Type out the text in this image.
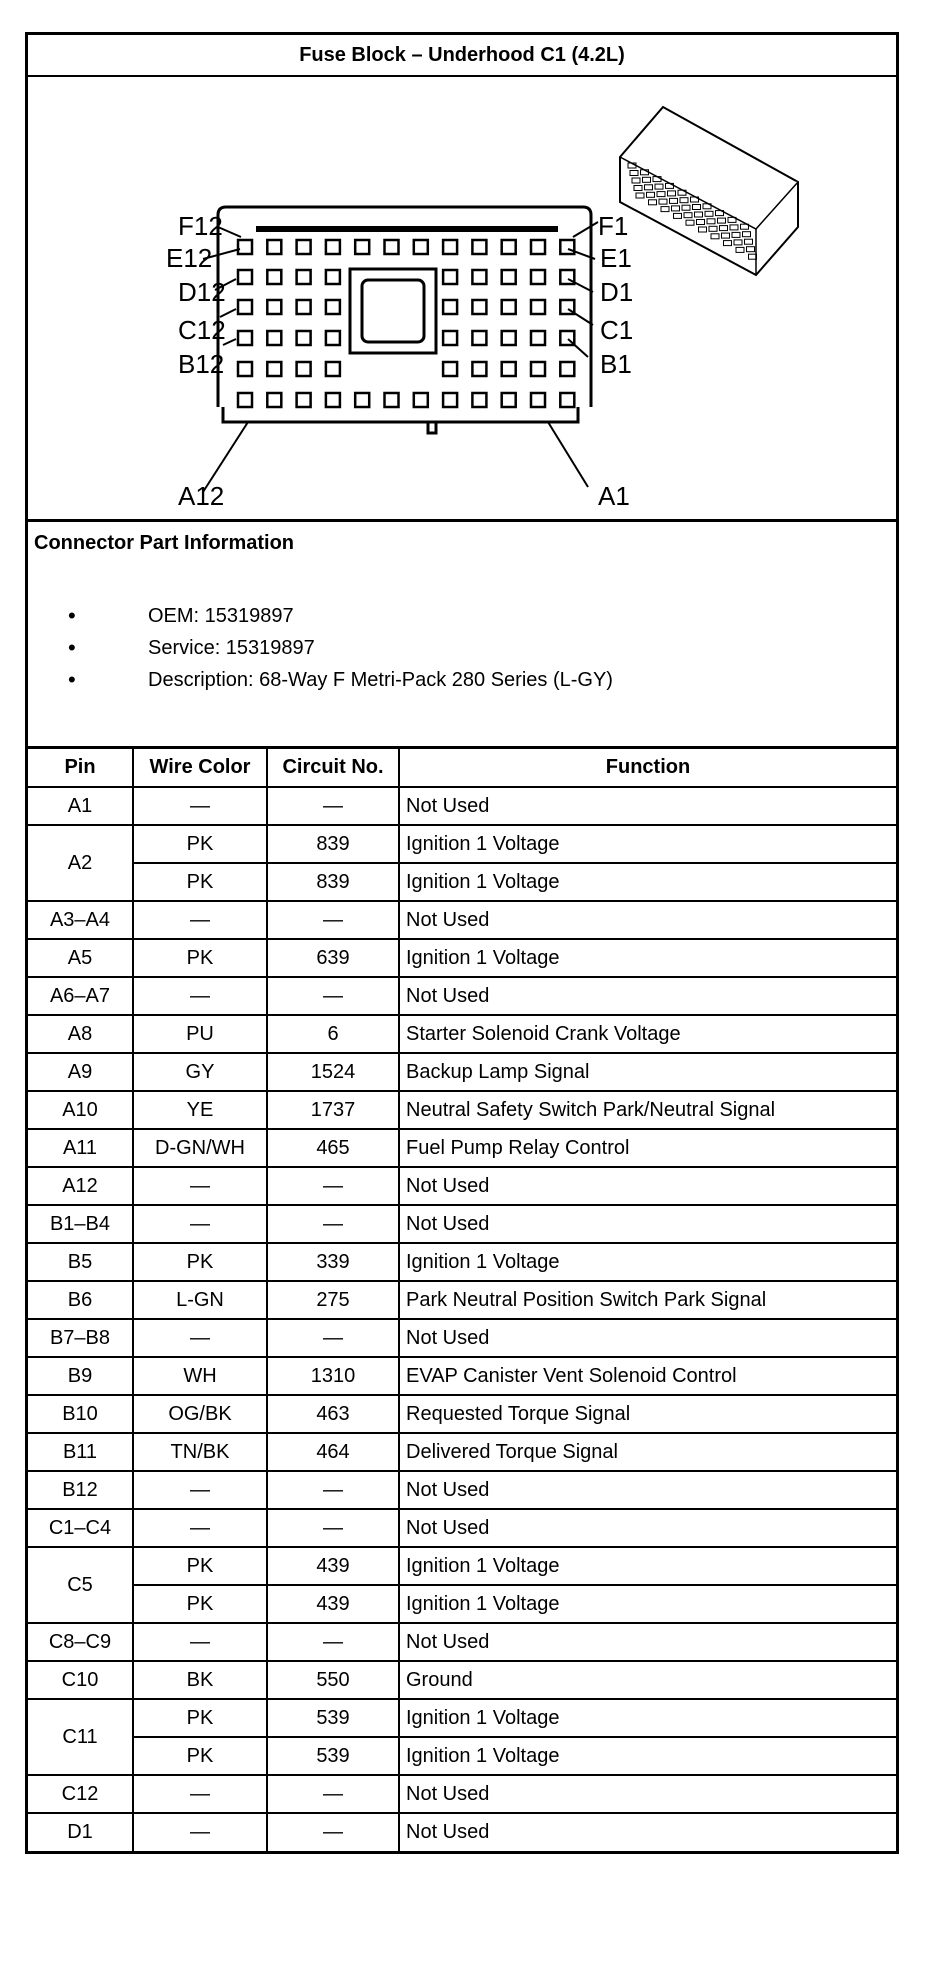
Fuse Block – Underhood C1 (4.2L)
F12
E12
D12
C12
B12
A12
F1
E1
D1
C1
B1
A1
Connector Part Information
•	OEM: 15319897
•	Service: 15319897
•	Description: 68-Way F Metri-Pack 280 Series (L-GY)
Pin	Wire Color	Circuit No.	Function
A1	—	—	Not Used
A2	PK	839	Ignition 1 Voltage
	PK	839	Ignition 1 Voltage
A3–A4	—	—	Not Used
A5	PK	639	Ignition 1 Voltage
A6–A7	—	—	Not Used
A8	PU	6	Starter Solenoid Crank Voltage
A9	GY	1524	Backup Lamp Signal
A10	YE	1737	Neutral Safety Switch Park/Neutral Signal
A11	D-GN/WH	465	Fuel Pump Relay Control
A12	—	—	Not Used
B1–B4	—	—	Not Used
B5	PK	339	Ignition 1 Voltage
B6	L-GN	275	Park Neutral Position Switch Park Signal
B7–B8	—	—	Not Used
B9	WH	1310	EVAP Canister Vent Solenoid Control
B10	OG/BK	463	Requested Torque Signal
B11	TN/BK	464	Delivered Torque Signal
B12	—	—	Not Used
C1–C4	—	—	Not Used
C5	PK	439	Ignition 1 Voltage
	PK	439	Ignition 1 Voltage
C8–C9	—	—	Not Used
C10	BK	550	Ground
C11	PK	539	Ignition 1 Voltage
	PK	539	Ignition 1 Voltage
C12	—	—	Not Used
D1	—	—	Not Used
****************
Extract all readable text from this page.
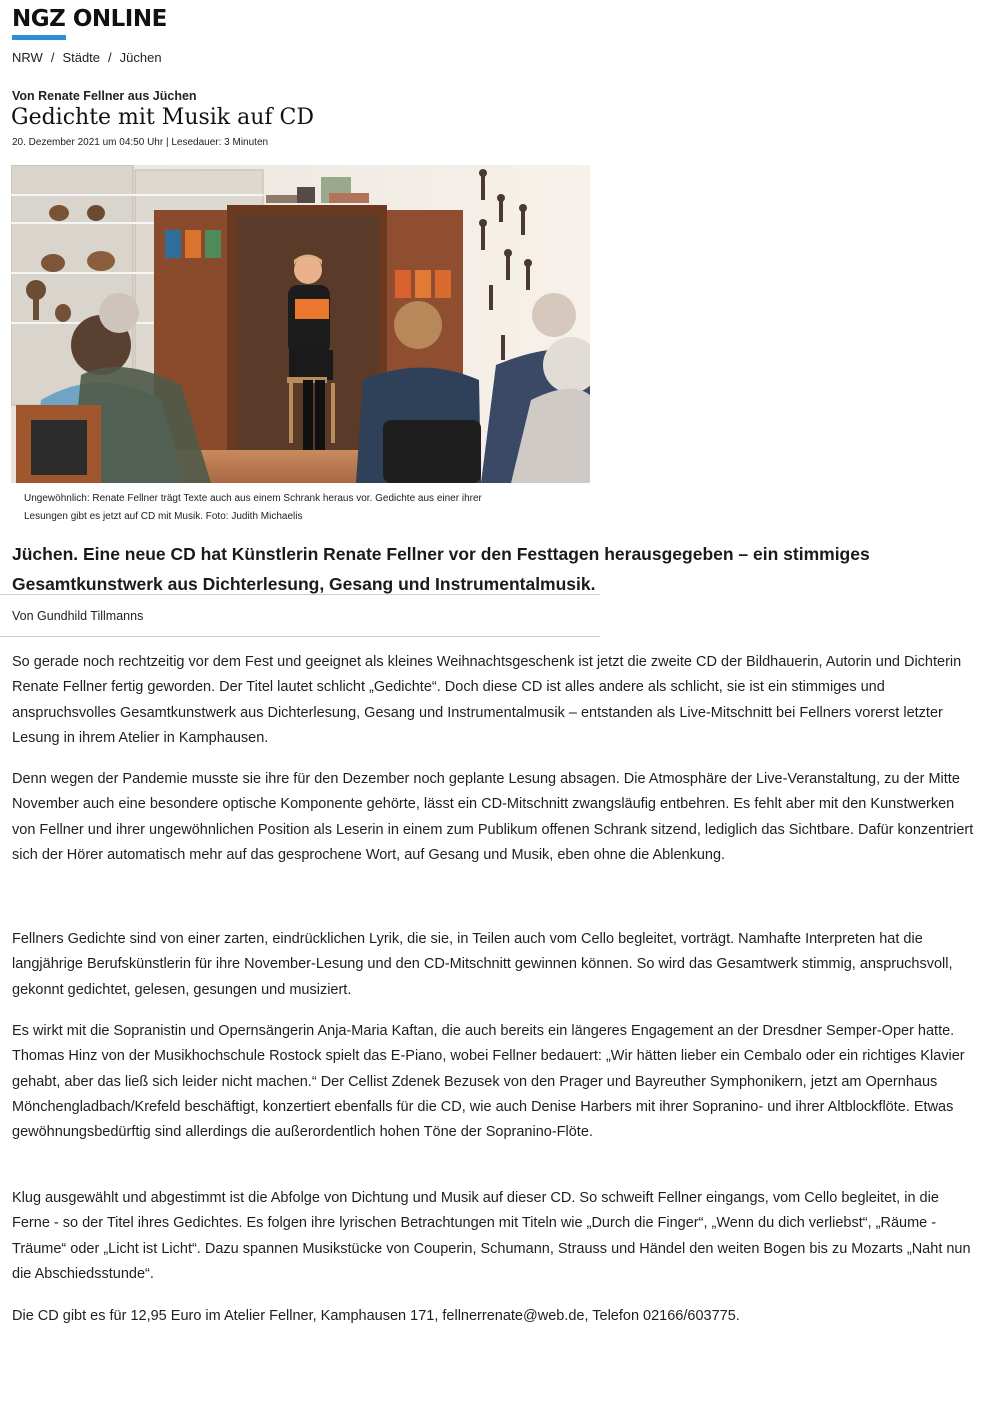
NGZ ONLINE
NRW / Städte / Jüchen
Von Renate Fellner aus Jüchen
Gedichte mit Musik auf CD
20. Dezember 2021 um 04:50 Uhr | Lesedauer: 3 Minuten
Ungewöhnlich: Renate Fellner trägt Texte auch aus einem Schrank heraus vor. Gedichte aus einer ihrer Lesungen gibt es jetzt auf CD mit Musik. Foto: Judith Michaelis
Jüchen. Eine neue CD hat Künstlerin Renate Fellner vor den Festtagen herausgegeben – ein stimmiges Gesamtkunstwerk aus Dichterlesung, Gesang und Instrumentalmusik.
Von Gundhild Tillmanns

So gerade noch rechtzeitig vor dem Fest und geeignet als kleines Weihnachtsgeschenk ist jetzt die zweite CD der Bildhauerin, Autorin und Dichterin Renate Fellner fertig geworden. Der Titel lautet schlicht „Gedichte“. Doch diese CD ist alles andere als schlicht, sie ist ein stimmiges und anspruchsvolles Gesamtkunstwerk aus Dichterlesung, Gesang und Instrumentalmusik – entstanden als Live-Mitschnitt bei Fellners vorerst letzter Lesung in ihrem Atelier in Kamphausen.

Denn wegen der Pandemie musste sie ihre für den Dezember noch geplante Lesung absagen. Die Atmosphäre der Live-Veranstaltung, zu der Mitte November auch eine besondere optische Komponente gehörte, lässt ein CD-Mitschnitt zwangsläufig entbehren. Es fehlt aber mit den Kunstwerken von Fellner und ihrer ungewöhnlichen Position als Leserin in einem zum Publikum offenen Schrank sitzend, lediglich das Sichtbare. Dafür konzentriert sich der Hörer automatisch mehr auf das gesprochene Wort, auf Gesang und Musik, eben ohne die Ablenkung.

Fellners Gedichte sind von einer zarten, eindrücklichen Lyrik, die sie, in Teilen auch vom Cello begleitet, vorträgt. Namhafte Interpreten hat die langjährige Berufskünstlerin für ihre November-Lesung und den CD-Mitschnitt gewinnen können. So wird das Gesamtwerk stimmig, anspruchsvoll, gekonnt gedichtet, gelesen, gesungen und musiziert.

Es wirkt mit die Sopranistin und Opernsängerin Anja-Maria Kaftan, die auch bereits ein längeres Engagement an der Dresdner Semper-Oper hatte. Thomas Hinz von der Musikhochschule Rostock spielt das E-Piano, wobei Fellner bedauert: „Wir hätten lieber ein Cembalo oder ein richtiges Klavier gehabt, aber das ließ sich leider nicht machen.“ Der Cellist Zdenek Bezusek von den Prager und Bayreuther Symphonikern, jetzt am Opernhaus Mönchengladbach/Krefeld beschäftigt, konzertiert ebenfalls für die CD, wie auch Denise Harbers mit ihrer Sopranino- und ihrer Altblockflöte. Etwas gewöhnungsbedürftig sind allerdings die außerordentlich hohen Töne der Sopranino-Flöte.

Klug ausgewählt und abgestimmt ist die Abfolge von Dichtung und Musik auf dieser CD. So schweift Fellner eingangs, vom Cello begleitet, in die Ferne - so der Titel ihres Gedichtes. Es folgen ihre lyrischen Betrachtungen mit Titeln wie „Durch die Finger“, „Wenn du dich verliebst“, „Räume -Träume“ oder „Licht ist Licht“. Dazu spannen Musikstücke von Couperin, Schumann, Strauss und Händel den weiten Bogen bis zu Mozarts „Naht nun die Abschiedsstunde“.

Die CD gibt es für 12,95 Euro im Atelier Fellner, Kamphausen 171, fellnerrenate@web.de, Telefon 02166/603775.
****************
■ **Problem to solve**: Extract every line containing the string "Gesamtkunstwerk" from the data above.

■ **Result of this task**:
Jüchen. Eine neue CD hat Künstlerin Renate Fellner vor den Festtagen herausgegeben – ein stimmiges Gesamtkunstwerk aus Dichterlesung, Gesang und Instrumentalmusik.
So gerade noch rechtzeitig vor dem Fest und geeignet als kleines Weihnachtsgeschenk ist jetzt die zweite CD der Bildhauerin, Autorin und Dichterin Renate Fellner fertig geworden. Der Titel lautet schlicht „Gedichte“. Doch diese CD ist alles andere als schlicht, sie ist ein stimmiges und anspruchsvolles Gesamtkunstwerk aus Dichterlesung, Gesang und Instrumentalmusik – entstanden als Live-Mitschnitt bei Fellners vorerst letzter Lesung in ihrem Atelier in Kamphausen.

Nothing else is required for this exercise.